**Your objective**
All entries must be repeated exactly; do not include the pictures.

-- BEGIN --

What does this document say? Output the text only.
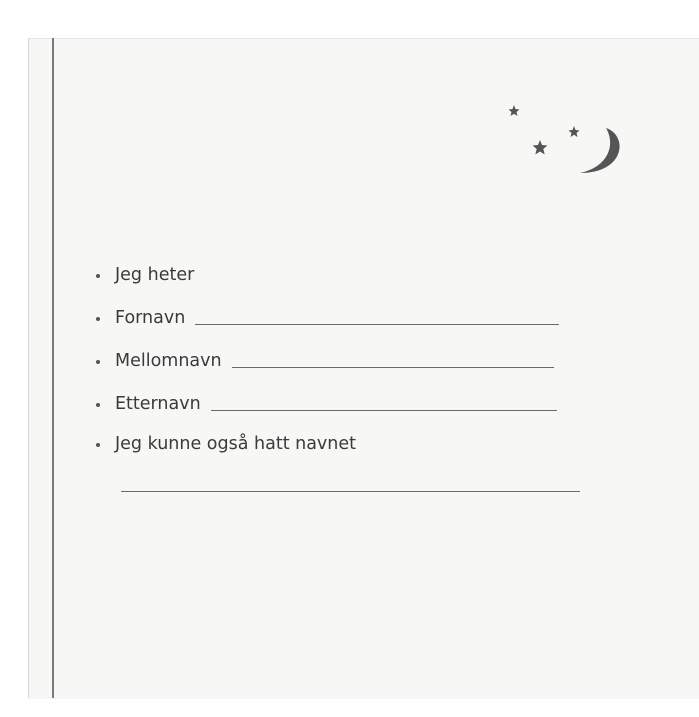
Jeg heter
Fornavn
Mellomnavn
Etternavn
Jeg kunne også hatt navnet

-- END --

**Solution to the exercise**
What does this document say? Output the text only.
Jeg heter
Fornavn
Mellomnavn
Etternavn
Jeg kunne også hatt navnet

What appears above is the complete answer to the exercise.